INPUT ROWS>
════════════════
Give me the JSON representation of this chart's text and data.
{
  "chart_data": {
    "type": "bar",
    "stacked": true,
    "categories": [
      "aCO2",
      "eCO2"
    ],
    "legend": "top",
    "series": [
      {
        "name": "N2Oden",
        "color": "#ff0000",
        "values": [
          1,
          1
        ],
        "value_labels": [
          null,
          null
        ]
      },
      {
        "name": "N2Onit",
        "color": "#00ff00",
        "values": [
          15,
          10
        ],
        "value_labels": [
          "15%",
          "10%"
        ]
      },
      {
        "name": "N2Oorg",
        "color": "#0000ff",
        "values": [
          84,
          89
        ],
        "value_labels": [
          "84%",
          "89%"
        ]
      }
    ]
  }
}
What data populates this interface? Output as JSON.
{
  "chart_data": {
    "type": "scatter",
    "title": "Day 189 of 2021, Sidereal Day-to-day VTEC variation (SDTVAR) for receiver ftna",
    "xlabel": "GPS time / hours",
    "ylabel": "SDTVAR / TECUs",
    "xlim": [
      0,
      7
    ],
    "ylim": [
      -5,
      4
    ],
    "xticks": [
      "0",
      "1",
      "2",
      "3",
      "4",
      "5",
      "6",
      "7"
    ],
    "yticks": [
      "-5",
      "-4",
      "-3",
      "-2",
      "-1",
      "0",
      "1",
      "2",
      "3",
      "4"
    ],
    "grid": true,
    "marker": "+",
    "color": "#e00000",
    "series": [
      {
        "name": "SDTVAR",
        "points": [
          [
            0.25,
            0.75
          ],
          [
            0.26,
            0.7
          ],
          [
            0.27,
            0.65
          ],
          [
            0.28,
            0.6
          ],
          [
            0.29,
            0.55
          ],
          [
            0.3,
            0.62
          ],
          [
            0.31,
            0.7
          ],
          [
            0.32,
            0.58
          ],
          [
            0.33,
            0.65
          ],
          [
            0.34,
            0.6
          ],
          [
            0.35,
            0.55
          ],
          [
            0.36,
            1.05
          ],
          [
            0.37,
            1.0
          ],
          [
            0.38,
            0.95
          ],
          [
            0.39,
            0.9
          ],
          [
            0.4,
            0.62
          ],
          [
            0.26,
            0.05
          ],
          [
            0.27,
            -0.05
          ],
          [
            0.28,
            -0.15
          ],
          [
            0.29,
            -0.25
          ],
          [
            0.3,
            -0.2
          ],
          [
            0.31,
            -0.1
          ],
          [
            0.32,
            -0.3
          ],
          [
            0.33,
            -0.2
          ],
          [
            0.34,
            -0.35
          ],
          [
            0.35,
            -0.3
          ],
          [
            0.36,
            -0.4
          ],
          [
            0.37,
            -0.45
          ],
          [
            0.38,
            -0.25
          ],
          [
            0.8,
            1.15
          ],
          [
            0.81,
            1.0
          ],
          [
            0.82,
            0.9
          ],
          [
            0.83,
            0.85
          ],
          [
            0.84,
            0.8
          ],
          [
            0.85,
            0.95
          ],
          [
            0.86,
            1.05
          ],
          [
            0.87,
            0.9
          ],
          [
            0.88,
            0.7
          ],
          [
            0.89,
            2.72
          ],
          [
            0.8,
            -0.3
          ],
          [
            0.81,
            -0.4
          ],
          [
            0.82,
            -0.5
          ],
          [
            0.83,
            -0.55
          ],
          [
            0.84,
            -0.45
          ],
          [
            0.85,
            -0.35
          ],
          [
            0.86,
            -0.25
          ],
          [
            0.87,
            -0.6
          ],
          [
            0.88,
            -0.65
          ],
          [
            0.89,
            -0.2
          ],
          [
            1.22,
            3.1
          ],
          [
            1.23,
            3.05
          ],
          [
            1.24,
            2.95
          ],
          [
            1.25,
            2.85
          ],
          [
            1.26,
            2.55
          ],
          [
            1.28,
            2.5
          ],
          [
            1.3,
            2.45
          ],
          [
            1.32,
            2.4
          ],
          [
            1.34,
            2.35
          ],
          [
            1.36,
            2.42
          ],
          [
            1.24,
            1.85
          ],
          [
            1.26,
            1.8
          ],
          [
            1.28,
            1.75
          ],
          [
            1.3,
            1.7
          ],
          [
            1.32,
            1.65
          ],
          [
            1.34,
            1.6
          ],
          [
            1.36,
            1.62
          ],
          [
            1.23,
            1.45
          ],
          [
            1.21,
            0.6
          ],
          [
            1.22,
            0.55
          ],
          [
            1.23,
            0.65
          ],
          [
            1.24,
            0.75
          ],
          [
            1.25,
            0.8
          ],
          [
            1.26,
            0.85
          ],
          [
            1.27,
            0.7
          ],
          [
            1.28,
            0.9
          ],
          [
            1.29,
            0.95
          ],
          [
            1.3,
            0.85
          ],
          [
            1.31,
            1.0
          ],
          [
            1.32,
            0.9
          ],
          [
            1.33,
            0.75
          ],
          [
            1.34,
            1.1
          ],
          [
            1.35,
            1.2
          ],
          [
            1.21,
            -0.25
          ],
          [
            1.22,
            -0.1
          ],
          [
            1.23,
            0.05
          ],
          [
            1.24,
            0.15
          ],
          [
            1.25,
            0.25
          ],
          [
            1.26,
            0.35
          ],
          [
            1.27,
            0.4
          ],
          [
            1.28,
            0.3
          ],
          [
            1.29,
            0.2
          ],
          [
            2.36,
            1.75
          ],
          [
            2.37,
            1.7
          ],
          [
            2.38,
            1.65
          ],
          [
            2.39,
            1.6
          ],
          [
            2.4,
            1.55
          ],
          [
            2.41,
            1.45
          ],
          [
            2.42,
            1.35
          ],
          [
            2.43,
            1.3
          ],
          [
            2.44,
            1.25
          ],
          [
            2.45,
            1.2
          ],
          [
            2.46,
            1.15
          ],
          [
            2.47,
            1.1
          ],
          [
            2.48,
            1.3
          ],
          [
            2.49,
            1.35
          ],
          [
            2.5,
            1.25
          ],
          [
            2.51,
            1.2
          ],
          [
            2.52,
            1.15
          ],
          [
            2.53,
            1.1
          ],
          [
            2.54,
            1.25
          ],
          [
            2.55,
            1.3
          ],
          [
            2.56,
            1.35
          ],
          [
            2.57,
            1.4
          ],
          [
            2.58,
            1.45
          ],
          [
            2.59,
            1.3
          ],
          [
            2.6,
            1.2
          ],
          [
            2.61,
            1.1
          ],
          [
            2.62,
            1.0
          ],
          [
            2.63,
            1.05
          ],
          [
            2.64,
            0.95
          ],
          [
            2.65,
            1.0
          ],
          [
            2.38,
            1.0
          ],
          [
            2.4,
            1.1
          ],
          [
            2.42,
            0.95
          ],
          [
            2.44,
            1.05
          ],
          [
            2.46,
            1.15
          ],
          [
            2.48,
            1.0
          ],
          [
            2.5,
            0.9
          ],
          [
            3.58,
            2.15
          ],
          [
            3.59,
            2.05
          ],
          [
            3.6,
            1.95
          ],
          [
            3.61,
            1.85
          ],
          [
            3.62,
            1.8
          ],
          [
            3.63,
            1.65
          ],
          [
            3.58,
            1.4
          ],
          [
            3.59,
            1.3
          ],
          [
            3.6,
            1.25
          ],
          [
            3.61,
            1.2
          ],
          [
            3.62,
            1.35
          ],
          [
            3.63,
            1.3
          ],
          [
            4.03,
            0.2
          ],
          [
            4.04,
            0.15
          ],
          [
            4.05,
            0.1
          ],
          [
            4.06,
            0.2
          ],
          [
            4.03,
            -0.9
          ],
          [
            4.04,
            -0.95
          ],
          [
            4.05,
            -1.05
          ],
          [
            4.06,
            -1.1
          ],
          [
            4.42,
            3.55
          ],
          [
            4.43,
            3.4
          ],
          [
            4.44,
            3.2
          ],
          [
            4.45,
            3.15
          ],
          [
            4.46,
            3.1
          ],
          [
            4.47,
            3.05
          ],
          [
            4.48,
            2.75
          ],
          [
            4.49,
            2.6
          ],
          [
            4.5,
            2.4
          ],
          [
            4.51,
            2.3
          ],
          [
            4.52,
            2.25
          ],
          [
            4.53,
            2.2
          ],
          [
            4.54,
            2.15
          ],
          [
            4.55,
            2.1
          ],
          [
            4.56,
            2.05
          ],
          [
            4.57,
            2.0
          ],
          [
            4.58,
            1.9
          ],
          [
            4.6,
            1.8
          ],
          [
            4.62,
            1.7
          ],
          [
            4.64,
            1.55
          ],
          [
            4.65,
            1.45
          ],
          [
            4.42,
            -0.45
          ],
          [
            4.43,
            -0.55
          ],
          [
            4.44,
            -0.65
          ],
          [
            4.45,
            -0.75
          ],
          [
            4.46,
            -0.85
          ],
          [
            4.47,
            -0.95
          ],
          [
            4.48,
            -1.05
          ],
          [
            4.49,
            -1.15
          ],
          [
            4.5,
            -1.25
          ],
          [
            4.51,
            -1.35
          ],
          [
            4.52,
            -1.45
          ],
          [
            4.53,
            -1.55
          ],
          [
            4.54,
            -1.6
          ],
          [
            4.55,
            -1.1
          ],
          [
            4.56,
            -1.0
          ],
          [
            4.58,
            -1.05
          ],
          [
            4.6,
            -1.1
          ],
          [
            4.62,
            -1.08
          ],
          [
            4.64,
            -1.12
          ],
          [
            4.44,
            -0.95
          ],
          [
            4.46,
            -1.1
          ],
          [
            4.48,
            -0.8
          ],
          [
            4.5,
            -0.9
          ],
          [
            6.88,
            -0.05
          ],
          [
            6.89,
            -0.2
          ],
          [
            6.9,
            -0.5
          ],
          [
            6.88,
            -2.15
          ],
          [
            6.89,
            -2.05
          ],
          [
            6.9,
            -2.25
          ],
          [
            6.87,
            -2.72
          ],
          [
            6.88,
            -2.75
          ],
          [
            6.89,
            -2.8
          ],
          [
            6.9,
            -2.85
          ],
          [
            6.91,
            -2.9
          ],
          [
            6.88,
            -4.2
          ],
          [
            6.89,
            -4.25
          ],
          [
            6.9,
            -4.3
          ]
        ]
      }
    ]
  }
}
════════════════
TASK DETAILS> Every line of the records that includes the word "JSON" should be gathered.

RESULT FOR THIS EXERCISE>
Give me the JSON representation of this chart's text and data.
What data populates this interface? Output as JSON.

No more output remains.